■ What is being asked
Your task is to retype each line of the data below exactly.

-- start Data listing --

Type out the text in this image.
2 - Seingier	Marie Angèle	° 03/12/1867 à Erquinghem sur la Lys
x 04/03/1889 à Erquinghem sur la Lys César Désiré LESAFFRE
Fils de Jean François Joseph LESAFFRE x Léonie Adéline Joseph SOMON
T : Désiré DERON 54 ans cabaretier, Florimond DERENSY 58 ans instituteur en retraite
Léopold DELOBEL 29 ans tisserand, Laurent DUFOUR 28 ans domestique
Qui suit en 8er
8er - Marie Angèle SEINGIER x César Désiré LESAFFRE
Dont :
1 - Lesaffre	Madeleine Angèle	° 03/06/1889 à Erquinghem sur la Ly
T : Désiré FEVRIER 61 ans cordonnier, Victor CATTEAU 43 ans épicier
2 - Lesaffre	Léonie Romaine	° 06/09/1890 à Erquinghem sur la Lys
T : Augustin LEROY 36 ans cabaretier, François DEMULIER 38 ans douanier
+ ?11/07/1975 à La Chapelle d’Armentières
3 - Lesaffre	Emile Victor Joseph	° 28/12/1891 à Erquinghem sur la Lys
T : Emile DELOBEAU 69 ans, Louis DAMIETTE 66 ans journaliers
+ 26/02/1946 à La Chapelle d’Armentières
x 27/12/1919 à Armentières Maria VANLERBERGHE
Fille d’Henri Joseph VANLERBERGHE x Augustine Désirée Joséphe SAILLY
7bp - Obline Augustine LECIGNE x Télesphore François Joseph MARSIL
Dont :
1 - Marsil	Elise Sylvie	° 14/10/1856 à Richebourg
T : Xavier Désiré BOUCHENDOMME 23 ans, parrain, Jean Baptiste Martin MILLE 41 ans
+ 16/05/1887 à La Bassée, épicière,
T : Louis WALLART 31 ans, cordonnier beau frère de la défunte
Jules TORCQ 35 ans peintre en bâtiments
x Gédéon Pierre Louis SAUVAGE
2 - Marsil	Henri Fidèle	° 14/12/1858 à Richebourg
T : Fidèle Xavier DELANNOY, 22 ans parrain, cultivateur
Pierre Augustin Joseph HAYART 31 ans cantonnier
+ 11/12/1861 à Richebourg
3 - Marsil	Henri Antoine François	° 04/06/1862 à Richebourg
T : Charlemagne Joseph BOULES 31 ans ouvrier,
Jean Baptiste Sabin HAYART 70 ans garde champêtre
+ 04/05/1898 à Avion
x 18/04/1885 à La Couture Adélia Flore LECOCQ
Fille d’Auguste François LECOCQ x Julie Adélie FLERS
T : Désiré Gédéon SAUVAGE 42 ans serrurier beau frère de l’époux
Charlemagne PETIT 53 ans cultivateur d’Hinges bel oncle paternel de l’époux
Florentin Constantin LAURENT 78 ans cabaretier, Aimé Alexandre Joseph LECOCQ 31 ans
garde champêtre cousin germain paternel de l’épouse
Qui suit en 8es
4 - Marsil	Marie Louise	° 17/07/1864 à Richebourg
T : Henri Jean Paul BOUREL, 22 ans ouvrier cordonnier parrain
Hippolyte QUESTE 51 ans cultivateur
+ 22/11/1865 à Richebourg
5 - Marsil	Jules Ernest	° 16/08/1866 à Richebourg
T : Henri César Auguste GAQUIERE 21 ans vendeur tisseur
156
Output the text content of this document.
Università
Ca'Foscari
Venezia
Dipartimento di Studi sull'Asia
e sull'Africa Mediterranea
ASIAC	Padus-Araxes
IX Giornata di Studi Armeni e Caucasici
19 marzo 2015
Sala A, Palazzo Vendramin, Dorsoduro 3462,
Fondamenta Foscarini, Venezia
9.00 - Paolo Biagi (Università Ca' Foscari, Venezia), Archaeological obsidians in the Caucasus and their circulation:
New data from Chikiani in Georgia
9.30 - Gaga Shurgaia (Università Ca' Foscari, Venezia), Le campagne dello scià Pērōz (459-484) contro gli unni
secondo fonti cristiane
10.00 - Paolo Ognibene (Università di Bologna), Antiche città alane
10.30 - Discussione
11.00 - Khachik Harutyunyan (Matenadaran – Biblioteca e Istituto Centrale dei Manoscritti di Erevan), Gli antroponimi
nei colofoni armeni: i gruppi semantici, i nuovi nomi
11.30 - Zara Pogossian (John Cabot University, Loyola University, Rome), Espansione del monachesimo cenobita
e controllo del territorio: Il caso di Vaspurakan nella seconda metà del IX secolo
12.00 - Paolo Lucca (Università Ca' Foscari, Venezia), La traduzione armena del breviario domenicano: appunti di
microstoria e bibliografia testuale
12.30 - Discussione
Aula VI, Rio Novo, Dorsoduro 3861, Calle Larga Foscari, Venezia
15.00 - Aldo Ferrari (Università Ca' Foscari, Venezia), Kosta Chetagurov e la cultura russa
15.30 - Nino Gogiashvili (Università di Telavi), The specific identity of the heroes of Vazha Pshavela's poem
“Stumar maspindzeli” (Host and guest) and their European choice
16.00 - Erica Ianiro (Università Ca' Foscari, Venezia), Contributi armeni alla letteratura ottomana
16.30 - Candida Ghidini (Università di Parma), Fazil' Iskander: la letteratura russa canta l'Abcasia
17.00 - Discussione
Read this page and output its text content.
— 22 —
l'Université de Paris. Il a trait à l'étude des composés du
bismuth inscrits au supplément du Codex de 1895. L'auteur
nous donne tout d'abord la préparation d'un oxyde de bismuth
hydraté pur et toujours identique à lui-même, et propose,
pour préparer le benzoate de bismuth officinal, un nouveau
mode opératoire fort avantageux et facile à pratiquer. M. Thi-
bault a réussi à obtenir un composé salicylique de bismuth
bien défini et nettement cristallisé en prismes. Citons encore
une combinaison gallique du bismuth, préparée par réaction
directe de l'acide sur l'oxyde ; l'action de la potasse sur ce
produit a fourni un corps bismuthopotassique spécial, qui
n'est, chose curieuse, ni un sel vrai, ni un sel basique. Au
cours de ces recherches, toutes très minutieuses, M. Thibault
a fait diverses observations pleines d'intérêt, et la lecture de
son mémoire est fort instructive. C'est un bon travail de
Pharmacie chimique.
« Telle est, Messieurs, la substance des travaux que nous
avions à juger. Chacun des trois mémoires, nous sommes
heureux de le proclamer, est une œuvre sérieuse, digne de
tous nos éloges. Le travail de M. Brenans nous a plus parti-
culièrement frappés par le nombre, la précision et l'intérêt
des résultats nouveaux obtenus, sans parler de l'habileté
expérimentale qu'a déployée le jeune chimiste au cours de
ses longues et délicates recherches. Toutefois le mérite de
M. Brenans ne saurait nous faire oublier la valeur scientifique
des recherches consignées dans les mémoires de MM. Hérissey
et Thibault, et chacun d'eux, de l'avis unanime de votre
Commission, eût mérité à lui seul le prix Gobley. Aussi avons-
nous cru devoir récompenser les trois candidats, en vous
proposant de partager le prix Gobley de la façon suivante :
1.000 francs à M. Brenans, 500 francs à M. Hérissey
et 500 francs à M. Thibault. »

-- end Data listing --

■ The response
Type out the text in this image.
2 - Seingier	Marie Angèle	° 03/12/1867 à Erquinghem sur la Lys
x 04/03/1889 à Erquinghem sur la Lys César Désiré LESAFFRE
Fils de Jean François Joseph LESAFFRE x Léonie Adéline Joseph SOMON
T : Désiré DERON 54 ans cabaretier, Florimond DERENSY 58 ans instituteur en retraite
Léopold DELOBEL 29 ans tisserand, Laurent DUFOUR 28 ans domestique
Qui suit en 8er
8er - Marie Angèle SEINGIER x César Désiré LESAFFRE
Dont :
1 - Lesaffre	Madeleine Angèle	° 03/06/1889 à Erquinghem sur la Ly
T : Désiré FEVRIER 61 ans cordonnier, Victor CATTEAU 43 ans épicier
2 - Lesaffre	Léonie Romaine	° 06/09/1890 à Erquinghem sur la Lys
T : Augustin LEROY 36 ans cabaretier, François DEMULIER 38 ans douanier
+ ?11/07/1975 à La Chapelle d’Armentières
3 - Lesaffre	Emile Victor Joseph	° 28/12/1891 à Erquinghem sur la Lys
T : Emile DELOBEAU 69 ans, Louis DAMIETTE 66 ans journaliers
+ 26/02/1946 à La Chapelle d’Armentières
x 27/12/1919 à Armentières Maria VANLERBERGHE
Fille d’Henri Joseph VANLERBERGHE x Augustine Désirée Joséphe SAILLY
7bp - Obline Augustine LECIGNE x Télesphore François Joseph MARSIL
Dont :
1 - Marsil	Elise Sylvie	° 14/10/1856 à Richebourg
T : Xavier Désiré BOUCHENDOMME 23 ans, parrain, Jean Baptiste Martin MILLE 41 ans
+ 16/05/1887 à La Bassée, épicière,
T : Louis WALLART 31 ans, cordonnier beau frère de la défunte
Jules TORCQ 35 ans peintre en bâtiments
x Gédéon Pierre Louis SAUVAGE
2 - Marsil	Henri Fidèle	° 14/12/1858 à Richebourg
T : Fidèle Xavier DELANNOY, 22 ans parrain, cultivateur
Pierre Augustin Joseph HAYART 31 ans cantonnier
+ 11/12/1861 à Richebourg
3 - Marsil	Henri Antoine François	° 04/06/1862 à Richebourg
T : Charlemagne Joseph BOULES 31 ans ouvrier,
Jean Baptiste Sabin HAYART 70 ans garde champêtre
+ 04/05/1898 à Avion
x 18/04/1885 à La Couture Adélia Flore LECOCQ
Fille d’Auguste François LECOCQ x Julie Adélie FLERS
T : Désiré Gédéon SAUVAGE 42 ans serrurier beau frère de l’époux
Charlemagne PETIT 53 ans cultivateur d’Hinges bel oncle paternel de l’époux
Florentin Constantin LAURENT 78 ans cabaretier, Aimé Alexandre Joseph LECOCQ 31 ans
garde champêtre cousin germain paternel de l’épouse
Qui suit en 8es
4 - Marsil	Marie Louise	° 17/07/1864 à Richebourg
T : Henri Jean Paul BOUREL, 22 ans ouvrier cordonnier parrain
Hippolyte QUESTE 51 ans cultivateur
+ 22/11/1865 à Richebourg
5 - Marsil	Jules Ernest	° 16/08/1866 à Richebourg
T : Henri César Auguste GAQUIERE 21 ans vendeur tisseur
156
Output the text content of this document.
Università
Ca'Foscari
Venezia
Dipartimento di Studi sull'Asia
e sull'Africa Mediterranea
ASIAC	Padus-Araxes
IX Giornata di Studi Armeni e Caucasici
19 marzo 2015
Sala A, Palazzo Vendramin, Dorsoduro 3462,
Fondamenta Foscarini, Venezia
9.00 - Paolo Biagi (Università Ca' Foscari, Venezia), Archaeological obsidians in the Caucasus and their circulation:
New data from Chikiani in Georgia
9.30 - Gaga Shurgaia (Università Ca' Foscari, Venezia), Le campagne dello scià Pērōz (459-484) contro gli unni
secondo fonti cristiane
10.00 - Paolo Ognibene (Università di Bologna), Antiche città alane
10.30 - Discussione
11.00 - Khachik Harutyunyan (Matenadaran – Biblioteca e Istituto Centrale dei Manoscritti di Erevan), Gli antroponimi
nei colofoni armeni: i gruppi semantici, i nuovi nomi
11.30 - Zara Pogossian (John Cabot University, Loyola University, Rome), Espansione del monachesimo cenobita
e controllo del territorio: Il caso di Vaspurakan nella seconda metà del IX secolo
12.00 - Paolo Lucca (Università Ca' Foscari, Venezia), La traduzione armena del breviario domenicano: appunti di
microstoria e bibliografia testuale
12.30 - Discussione
Aula VI, Rio Novo, Dorsoduro 3861, Calle Larga Foscari, Venezia
15.00 - Aldo Ferrari (Università Ca' Foscari, Venezia), Kosta Chetagurov e la cultura russa
15.30 - Nino Gogiashvili (Università di Telavi), The specific identity of the heroes of Vazha Pshavela's poem
“Stumar maspindzeli” (Host and guest) and their European choice
16.00 - Erica Ianiro (Università Ca' Foscari, Venezia), Contributi armeni alla letteratura ottomana
16.30 - Candida Ghidini (Università di Parma), Fazil' Iskander: la letteratura russa canta l'Abcasia
17.00 - Discussione
Read this page and output its text content.
— 22 —
l'Université de Paris. Il a trait à l'étude des composés du
bismuth inscrits au supplément du Codex de 1895. L'auteur
nous donne tout d'abord la préparation d'un oxyde de bismuth
hydraté pur et toujours identique à lui-même, et propose,
pour préparer le benzoate de bismuth officinal, un nouveau
mode opératoire fort avantageux et facile à pratiquer. M. Thi-
bault a réussi à obtenir un composé salicylique de bismuth
bien défini et nettement cristallisé en prismes. Citons encore
une combinaison gallique du bismuth, préparée par réaction
directe de l'acide sur l'oxyde ; l'action de la potasse sur ce
produit a fourni un corps bismuthopotassique spécial, qui
n'est, chose curieuse, ni un sel vrai, ni un sel basique. Au
cours de ces recherches, toutes très minutieuses, M. Thibault
a fait diverses observations pleines d'intérêt, et la lecture de
son mémoire est fort instructive. C'est un bon travail de
Pharmacie chimique.
« Telle est, Messieurs, la substance des travaux que nous
avions à juger. Chacun des trois mémoires, nous sommes
heureux de le proclamer, est une œuvre sérieuse, digne de
tous nos éloges. Le travail de M. Brenans nous a plus parti-
culièrement frappés par le nombre, la précision et l'intérêt
des résultats nouveaux obtenus, sans parler de l'habileté
expérimentale qu'a déployée le jeune chimiste au cours de
ses longues et délicates recherches. Toutefois le mérite de
M. Brenans ne saurait nous faire oublier la valeur scientifique
des recherches consignées dans les mémoires de MM. Hérissey
et Thibault, et chacun d'eux, de l'avis unanime de votre
Commission, eût mérité à lui seul le prix Gobley. Aussi avons-
nous cru devoir récompenser les trois candidats, en vous
proposant de partager le prix Gobley de la façon suivante :
1.000 francs à M. Brenans, 500 francs à M. Hérissey
et 500 francs à M. Thibault. »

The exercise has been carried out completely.